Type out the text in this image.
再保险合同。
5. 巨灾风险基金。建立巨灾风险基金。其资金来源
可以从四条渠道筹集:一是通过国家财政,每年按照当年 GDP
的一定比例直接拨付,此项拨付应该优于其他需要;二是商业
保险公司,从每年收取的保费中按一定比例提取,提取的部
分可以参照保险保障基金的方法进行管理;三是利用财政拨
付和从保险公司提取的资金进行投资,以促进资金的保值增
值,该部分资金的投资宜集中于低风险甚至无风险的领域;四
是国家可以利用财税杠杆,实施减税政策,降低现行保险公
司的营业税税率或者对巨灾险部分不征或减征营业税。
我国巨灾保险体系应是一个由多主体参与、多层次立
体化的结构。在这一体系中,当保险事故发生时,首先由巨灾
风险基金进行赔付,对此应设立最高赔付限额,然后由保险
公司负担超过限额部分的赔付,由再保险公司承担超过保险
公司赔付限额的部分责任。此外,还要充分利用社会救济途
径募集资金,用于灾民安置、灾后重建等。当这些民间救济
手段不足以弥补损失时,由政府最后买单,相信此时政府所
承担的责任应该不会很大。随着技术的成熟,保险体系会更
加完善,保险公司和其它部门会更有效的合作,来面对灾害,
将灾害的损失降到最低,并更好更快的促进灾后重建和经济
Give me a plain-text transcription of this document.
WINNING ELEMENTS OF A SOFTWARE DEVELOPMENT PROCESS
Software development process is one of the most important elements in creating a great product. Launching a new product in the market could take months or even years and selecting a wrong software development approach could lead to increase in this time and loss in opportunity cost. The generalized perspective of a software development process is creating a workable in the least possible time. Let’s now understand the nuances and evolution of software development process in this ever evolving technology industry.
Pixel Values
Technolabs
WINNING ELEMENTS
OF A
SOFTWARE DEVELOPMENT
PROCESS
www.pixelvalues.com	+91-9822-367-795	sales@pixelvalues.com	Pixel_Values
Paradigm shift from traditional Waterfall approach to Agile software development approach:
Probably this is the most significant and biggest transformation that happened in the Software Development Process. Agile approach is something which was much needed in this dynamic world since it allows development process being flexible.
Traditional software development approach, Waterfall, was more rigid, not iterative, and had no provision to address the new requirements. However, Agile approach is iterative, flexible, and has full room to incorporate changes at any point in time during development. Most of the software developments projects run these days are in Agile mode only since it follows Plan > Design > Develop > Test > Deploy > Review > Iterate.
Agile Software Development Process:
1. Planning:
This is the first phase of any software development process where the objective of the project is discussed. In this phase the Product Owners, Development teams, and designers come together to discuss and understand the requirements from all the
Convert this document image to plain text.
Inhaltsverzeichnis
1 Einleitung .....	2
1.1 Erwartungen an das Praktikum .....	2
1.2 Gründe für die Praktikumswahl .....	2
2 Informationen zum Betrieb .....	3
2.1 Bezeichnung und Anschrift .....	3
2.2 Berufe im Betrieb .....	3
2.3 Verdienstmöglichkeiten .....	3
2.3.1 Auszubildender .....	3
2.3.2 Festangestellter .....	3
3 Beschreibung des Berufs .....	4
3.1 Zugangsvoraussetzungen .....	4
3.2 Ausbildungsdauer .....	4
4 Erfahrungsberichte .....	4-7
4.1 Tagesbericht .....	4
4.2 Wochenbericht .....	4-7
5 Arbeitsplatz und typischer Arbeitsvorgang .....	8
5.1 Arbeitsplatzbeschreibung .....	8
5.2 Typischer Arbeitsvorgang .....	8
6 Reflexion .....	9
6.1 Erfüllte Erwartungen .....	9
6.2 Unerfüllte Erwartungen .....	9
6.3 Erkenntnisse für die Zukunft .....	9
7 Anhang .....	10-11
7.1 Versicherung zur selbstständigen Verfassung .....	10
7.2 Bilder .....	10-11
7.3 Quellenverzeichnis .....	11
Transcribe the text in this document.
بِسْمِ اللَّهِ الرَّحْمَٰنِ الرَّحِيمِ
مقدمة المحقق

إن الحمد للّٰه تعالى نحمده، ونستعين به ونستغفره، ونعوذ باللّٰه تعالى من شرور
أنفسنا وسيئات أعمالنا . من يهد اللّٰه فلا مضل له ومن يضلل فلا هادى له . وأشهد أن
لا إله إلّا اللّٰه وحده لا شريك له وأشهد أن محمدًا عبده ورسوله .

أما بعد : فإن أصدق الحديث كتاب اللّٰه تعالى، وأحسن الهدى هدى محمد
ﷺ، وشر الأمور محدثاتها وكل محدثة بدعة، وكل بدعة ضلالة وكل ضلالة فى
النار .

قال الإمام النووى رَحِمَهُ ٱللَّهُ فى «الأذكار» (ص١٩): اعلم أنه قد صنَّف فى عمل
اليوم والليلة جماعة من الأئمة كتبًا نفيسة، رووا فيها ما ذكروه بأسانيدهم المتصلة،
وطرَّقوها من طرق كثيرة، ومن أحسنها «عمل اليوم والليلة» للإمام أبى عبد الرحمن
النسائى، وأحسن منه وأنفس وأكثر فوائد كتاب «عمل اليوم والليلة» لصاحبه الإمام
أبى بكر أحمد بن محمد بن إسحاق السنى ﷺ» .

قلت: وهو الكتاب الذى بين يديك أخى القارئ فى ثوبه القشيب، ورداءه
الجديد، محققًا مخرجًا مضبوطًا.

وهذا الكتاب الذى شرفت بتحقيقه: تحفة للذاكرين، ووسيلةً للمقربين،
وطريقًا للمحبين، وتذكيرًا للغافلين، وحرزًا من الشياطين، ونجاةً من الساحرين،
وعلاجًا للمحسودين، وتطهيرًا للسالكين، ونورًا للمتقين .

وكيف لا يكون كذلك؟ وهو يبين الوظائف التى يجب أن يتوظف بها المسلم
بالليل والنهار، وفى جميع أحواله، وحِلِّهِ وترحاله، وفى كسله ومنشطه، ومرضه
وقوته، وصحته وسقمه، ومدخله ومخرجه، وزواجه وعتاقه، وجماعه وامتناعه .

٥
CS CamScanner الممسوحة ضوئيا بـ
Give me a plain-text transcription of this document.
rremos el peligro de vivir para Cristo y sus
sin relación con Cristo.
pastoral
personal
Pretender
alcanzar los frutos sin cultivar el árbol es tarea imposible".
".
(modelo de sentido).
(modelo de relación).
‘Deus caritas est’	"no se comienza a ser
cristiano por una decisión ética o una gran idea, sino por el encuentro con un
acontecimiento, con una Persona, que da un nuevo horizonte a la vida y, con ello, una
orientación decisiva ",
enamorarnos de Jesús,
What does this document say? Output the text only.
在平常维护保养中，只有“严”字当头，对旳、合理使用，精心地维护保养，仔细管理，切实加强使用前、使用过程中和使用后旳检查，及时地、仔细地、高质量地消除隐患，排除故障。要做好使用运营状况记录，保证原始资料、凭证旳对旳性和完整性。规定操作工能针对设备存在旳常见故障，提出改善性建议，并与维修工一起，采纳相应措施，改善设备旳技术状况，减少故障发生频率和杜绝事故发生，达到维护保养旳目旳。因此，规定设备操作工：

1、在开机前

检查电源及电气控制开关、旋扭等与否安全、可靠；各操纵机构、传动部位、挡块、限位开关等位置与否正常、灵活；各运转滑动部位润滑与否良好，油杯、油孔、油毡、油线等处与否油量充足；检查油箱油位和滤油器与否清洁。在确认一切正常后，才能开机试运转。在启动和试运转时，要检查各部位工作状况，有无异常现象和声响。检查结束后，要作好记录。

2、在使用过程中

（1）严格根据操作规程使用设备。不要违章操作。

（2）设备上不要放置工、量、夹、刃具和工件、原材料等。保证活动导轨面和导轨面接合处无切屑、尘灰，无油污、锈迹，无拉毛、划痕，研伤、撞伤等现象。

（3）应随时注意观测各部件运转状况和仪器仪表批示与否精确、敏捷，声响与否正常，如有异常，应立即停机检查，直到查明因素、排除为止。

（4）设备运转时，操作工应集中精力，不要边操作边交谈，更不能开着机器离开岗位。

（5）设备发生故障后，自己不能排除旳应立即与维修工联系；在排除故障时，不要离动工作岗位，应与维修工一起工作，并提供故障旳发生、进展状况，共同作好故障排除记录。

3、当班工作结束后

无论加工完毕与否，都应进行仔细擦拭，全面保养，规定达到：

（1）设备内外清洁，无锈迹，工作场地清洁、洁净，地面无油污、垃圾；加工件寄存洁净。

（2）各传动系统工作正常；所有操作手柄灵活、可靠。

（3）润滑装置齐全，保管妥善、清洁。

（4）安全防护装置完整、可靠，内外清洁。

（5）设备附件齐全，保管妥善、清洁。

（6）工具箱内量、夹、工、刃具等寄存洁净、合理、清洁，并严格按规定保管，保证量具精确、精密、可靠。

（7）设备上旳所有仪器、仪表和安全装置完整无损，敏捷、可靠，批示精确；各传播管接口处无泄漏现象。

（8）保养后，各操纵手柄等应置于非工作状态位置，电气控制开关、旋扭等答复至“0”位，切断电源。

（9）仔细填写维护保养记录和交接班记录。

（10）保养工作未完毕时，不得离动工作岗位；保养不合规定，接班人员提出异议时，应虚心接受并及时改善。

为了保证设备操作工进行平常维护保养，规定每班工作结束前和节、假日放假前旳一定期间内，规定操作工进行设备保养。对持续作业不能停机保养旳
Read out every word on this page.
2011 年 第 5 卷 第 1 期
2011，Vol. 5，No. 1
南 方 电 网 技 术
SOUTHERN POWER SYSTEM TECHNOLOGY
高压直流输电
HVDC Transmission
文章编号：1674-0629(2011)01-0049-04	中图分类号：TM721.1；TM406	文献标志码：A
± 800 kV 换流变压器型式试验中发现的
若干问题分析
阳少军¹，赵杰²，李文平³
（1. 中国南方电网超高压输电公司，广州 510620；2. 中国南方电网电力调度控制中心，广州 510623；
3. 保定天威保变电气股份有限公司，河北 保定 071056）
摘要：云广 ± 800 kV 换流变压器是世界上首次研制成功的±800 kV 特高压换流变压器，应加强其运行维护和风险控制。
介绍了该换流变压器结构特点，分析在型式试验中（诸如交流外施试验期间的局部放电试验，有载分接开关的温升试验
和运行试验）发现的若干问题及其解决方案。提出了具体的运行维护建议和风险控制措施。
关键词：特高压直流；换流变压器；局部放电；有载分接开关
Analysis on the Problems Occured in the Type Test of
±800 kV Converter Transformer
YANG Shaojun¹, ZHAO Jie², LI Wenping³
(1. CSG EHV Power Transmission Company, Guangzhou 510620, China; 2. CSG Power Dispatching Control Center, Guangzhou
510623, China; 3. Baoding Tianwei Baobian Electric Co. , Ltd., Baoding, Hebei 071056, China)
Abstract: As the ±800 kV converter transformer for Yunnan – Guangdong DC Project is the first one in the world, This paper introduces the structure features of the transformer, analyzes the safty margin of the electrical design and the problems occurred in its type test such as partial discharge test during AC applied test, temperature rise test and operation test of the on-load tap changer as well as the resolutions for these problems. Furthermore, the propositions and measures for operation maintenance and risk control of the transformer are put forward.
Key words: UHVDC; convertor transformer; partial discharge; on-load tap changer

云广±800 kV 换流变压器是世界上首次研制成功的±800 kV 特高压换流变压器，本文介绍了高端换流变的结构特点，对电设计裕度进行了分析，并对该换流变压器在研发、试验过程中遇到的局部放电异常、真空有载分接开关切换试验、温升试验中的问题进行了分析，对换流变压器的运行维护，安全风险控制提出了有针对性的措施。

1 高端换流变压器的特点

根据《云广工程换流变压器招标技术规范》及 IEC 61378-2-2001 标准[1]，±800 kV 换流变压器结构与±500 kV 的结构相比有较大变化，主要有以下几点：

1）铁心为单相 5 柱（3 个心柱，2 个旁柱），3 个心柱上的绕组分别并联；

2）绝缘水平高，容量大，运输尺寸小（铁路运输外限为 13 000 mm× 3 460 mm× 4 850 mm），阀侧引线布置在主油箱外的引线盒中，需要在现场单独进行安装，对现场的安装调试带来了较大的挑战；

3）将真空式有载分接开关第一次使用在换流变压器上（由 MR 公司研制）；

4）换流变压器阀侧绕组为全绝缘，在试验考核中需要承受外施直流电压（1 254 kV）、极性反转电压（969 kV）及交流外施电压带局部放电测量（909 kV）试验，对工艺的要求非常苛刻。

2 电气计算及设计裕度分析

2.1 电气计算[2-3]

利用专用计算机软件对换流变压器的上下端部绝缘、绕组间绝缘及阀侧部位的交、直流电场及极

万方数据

● The exercise
Select and copy every line of the material that holds the string "Betrieb".

● Written answer
2 Informationen zum Betrieb .....	3
2.2 Berufe im Betrieb .....	3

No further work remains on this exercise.